_Objective_
Which lines below hold the word "colors"? Report each one.

_Records_

※ ※ ※

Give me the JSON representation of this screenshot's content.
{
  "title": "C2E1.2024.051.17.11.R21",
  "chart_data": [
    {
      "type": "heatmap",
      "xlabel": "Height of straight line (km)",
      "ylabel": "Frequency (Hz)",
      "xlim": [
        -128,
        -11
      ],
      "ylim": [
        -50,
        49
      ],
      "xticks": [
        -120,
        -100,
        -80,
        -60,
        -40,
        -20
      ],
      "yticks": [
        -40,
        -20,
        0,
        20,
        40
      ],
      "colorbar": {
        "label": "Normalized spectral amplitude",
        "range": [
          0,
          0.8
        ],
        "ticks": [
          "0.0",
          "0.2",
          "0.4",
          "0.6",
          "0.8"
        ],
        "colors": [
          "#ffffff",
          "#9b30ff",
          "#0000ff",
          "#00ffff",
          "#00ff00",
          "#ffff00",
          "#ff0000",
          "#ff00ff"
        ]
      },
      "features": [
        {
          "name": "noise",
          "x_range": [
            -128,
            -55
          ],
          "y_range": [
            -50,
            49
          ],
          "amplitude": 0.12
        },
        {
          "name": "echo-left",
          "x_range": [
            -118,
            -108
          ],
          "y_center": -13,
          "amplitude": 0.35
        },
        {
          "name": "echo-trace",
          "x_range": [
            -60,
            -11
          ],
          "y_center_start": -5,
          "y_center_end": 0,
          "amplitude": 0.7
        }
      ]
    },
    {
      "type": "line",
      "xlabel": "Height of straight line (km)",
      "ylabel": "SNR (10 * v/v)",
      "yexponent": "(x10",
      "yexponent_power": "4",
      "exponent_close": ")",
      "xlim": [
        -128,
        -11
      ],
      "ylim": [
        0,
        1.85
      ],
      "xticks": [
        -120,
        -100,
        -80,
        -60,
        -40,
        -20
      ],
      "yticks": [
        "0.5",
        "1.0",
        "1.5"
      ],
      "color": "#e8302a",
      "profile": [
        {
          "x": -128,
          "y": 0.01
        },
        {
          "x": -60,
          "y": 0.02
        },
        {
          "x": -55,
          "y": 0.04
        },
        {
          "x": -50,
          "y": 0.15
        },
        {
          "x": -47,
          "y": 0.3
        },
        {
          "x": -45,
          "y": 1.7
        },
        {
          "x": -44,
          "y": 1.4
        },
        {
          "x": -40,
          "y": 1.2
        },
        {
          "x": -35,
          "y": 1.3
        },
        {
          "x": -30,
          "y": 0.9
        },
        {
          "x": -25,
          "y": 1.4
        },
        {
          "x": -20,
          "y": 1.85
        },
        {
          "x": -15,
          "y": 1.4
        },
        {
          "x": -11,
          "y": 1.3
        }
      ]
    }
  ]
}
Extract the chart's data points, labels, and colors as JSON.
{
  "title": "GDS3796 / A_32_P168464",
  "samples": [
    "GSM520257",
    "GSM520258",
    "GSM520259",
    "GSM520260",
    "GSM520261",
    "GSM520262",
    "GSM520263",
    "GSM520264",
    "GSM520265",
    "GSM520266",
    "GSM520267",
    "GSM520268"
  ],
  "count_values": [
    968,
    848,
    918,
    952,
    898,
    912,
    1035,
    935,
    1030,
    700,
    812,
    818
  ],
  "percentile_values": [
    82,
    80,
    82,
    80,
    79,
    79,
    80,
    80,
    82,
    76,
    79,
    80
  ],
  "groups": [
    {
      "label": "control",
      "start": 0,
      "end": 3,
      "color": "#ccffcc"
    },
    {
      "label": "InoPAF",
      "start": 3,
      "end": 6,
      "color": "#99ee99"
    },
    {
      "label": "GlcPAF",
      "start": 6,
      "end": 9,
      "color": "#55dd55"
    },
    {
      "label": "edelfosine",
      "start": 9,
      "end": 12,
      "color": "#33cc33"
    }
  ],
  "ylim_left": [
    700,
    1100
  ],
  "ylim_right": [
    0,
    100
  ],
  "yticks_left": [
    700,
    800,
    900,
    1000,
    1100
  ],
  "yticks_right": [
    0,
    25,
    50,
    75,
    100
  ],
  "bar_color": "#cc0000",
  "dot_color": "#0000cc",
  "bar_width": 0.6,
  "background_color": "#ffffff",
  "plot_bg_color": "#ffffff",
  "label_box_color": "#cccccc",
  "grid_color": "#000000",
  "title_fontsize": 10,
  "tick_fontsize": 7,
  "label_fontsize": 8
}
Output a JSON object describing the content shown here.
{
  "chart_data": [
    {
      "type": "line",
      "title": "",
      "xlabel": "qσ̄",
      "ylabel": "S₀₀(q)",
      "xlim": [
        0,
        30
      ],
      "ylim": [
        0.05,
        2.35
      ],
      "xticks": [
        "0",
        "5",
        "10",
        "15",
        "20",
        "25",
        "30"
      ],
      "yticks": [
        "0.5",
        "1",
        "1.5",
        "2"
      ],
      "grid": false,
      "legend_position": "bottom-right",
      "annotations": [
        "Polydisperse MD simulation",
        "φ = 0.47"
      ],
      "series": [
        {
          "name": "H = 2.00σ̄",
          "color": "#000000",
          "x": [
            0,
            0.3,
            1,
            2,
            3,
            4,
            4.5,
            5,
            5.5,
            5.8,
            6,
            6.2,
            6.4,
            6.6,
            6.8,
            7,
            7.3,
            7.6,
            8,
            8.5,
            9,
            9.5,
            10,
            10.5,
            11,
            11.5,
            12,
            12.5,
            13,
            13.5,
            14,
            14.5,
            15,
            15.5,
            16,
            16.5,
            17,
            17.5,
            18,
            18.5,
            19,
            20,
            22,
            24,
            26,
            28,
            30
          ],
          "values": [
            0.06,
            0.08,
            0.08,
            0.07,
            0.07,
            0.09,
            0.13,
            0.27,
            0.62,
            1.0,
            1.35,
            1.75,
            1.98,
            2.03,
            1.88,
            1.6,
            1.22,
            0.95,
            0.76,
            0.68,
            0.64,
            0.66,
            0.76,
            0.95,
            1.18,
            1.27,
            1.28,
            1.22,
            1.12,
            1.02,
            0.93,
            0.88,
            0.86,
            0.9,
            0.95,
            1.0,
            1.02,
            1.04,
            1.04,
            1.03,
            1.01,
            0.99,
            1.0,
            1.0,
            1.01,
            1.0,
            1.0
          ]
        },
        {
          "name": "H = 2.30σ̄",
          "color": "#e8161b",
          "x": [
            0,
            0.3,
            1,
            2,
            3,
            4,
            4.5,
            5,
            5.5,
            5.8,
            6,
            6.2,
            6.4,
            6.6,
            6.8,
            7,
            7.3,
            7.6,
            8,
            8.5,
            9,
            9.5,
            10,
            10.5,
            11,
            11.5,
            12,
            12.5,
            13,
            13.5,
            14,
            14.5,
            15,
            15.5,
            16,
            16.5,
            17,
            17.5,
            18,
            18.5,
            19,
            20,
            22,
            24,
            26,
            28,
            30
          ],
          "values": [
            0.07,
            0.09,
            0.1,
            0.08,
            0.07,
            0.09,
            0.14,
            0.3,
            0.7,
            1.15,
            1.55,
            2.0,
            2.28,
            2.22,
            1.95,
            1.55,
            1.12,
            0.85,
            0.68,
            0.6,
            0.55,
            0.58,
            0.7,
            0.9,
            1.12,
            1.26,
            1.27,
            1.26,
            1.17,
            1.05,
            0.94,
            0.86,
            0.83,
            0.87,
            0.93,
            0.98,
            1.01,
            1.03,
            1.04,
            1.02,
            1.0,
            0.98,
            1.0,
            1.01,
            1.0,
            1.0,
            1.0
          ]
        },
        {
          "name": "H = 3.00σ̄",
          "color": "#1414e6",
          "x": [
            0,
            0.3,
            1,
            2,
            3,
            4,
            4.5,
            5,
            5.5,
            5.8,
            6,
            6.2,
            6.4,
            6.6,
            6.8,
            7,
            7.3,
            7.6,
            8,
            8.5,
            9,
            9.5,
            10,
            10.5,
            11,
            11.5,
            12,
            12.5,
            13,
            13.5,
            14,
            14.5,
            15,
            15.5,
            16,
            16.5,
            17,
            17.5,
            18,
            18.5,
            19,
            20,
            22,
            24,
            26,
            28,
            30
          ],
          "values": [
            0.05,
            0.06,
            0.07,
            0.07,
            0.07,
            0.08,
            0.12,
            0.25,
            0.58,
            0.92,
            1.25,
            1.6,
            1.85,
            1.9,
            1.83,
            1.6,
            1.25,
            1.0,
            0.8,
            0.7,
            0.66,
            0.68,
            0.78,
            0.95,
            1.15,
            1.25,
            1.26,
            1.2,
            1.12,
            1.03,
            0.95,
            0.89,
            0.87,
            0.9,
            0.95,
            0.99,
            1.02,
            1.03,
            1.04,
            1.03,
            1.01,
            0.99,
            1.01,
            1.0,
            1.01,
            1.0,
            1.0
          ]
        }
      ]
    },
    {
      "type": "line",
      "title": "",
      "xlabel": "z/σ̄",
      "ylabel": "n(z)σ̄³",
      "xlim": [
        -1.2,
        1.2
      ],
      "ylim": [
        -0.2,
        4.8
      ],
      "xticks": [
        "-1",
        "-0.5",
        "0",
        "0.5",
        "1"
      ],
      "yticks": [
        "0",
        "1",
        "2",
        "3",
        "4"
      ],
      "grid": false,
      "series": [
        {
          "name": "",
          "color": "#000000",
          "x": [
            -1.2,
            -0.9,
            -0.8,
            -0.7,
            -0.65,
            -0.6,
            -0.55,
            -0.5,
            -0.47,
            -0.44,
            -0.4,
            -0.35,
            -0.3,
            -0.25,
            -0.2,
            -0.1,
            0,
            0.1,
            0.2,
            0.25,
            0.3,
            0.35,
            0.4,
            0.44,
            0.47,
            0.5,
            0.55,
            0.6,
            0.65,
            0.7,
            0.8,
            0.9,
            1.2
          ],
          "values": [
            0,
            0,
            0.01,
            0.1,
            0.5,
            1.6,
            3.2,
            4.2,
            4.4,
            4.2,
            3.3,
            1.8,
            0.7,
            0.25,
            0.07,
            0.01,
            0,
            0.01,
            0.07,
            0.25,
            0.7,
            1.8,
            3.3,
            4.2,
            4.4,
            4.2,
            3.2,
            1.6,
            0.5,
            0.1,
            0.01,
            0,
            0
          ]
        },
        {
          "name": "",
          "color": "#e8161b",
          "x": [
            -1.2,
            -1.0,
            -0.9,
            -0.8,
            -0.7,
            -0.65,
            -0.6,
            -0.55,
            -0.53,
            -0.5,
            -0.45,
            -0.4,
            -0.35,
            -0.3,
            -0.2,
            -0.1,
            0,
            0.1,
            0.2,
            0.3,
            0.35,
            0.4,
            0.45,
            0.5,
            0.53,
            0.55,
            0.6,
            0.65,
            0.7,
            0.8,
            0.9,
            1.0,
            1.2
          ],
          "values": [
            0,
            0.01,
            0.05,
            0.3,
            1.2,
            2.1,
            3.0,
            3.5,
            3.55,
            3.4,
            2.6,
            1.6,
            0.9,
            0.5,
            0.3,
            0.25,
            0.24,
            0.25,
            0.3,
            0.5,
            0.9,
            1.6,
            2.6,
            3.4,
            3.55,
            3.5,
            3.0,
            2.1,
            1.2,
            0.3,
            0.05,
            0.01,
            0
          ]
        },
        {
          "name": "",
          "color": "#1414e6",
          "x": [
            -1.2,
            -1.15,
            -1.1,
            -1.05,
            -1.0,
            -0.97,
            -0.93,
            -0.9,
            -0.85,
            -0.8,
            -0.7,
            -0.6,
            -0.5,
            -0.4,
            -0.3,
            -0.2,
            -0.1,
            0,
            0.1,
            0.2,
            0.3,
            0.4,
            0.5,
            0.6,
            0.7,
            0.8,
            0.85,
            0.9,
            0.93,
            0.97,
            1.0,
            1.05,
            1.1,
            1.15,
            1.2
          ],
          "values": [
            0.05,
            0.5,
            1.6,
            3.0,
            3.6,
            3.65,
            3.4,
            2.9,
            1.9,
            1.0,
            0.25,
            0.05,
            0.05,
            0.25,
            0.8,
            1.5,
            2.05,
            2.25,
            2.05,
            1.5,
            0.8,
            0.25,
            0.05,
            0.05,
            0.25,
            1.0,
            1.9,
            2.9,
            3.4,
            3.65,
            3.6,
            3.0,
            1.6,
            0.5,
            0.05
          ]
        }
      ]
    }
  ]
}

※ ※ ※

_Task output_
        "colors": [
Extract the chart's data points, labels, and colors as JSON.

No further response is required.